Automating Your Reports With Excel's Power Query Feature

Automating Your Reports With Excel's Power Query Feature

Excel’s Power Query provides fantastic opportunities for business professionals to automate many reporting processes and practices. Ranging from simple queries to sophisticated data transformations, you can use Power Query to automatically handle many time-consuming tasks. Read on, and in this article, you will learn how you can take advantage of Power Query.

what is power query?

Power Query is an Excel tool that serves two primary purposes. First, you can use Power Query to access and link data into Excel from external data sources. These sources can be relatively simple, such as other Excel workbooks, text files, and Access databases. However, these sources can also be much more substantial, such as SQL Server databases, Oracle databases, and cloud-based data.

The second primary purpose of Power Query is to apply transformations to your data to make it more useful. These transformations can include simple tasks such as splitting and combining columns and applying filters. Additionally, these transformations can be more sophisticated, such as unpivoting data and combining data from multiple data sources.

Importantly, no matter the nature of the transformations you create with Power Query, each transformation automatically executes whenever you refresh a query. Thus, you only need to create a transformation once and Excel will automatically execute it every time you refresh the query that contains the transformation.

How Do I Obtain And Access Power Query?

Power Query first appeared as an add-in for Excel 2010. If you are running Excel 2010 or Excel 2013, click here to download the add-in. Then follow the instructions for installing the tool.  Once you install the add-in, you will see that Power Query presents its’ own tab on the Ribbon.

========================

[EXERCISE TASKS]
**1.** Revise the Power Query article starting at "How Do I Obtain" and ending at "on the Ribbon.", replacing "add-in" with "extension" throughout.
**2.** Keep writing the Power Query article from the point where it stops.

[Document layout analysis data]
========================

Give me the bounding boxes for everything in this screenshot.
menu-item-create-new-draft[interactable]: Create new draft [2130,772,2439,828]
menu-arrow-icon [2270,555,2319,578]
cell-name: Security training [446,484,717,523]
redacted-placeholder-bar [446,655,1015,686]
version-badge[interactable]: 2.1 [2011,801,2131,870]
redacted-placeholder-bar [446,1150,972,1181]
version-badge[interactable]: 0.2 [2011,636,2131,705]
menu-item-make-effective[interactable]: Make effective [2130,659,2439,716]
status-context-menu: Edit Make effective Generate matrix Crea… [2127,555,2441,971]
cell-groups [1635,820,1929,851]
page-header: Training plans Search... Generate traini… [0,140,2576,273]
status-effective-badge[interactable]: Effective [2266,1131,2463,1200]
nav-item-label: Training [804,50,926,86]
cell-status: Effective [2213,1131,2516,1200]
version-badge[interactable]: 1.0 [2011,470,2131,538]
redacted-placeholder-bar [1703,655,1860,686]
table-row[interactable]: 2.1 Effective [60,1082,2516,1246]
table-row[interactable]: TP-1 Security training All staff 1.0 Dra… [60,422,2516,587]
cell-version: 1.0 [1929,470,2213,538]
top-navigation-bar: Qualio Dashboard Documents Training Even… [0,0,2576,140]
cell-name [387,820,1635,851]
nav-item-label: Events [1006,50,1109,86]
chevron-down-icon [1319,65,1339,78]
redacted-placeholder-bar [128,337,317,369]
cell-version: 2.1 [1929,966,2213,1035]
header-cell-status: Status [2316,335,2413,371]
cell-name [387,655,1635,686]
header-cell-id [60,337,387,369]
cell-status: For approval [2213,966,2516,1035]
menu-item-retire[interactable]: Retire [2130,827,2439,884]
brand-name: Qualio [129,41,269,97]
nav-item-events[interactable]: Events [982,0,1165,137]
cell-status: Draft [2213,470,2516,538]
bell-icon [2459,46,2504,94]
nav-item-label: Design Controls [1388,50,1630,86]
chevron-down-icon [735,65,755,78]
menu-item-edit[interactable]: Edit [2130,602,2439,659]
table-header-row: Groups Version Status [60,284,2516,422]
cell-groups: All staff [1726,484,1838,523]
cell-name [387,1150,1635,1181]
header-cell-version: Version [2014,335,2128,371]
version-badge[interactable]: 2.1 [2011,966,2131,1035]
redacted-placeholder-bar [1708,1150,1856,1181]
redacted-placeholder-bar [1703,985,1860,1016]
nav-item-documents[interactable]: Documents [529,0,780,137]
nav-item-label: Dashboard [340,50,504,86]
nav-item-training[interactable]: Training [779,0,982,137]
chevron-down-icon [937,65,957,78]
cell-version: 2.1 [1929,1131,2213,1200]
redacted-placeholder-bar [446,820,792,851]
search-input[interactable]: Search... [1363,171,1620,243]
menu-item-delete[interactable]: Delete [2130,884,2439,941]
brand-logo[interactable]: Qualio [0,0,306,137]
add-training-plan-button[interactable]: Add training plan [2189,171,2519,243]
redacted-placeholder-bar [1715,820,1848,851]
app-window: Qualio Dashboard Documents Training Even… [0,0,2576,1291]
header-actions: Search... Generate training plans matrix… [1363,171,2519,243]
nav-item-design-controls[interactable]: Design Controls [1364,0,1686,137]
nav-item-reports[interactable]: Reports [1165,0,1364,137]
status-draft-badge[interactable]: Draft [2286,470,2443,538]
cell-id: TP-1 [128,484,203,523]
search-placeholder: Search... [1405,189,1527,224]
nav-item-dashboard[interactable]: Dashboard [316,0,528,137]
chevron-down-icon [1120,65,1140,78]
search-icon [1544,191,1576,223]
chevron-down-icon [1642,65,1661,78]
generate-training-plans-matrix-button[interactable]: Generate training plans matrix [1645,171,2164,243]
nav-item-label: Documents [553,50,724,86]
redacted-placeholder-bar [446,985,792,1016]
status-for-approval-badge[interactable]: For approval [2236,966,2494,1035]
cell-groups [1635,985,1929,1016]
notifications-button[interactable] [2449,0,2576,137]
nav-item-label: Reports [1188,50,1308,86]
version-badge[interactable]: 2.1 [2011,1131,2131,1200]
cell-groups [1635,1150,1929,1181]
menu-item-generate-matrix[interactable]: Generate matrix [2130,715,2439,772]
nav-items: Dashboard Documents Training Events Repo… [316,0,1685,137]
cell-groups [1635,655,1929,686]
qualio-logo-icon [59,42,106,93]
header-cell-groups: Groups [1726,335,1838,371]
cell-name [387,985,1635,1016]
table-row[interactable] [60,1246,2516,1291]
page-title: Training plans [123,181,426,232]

========================

[TASK ANSWERS]
**1.**
How Do I Obtain And Access Power Query?

Power Query first appeared as an extension for Excel 2010. If you are running Excel 2010 or Excel 2013, click here to download the extension. Then follow the instructions for installing the tool.  Once you install the extension, you will see that Power Query presents its’ own tab on the Ribbon.

**2.**
Fortunately, if you are running Excel 2016, Excel 2019, or Excel through an Office 365 subscription, you do not need to download the add-in. Beginning with Excel 2016, Power Query is “fully baked” into all versions of Excel, making it easier to access and use. In these newer versions of Excel, you can access all of Power Query’s functionality from the Data tab of the Ribbon as shown in Figure 1.

Accessing Power Query from the Data Tab of the Ribbon
Figure 1 - Accessing Power Query from the Data Tab of the Ribbon
An Example of Power Query Automation

To illustrate how useful Power Query can be when automating a report, assume the following scenario.

  • Each month you prepare a report that summarizes all expenditures by general ledger account.
  • To prepare this report, you receive an extraction of data from a database that summarizes the previous month’s activity.
  • You need to append the data file you receive each month to all the previous data files received for the year to provide year-to-date information in your report.
  • Presently, you spend a significant amount of time copying and pasting data and updating formulas to complete the report.

With Power Query, you can automate your report by creating a query that pulls data from all the files in a given folder to create a single data set. From this single data set, you can quickly create a PivotTable to summarize the transactions by general ledger account and by month. Then, when next month’s data becomes available, you simply place the file containing the data into the folder where the files containing the previous month’s data are located and refresh your PivotTable. At that point, your report immediately updates to include last month’s data. In other words, you can update your report by simply dragging-and-dropping the new file into the folder with the others!

Step-by-Step Instructions

The step-by-step instructions for preparing your report using this technique are as follows.

  1. Create a folder and store all the data files that will supply data to the report in that folder. The file types can be Excel, text, CSV, JSON, XML, or Access. Note that each file must be symmetrical with respect to the others. In other words, each file must have the same number of columns, the same column headers in each column, and the columns must be arranged in the same order. Further, the folder in which you store the files can only contain the files you want to incorporate into the report.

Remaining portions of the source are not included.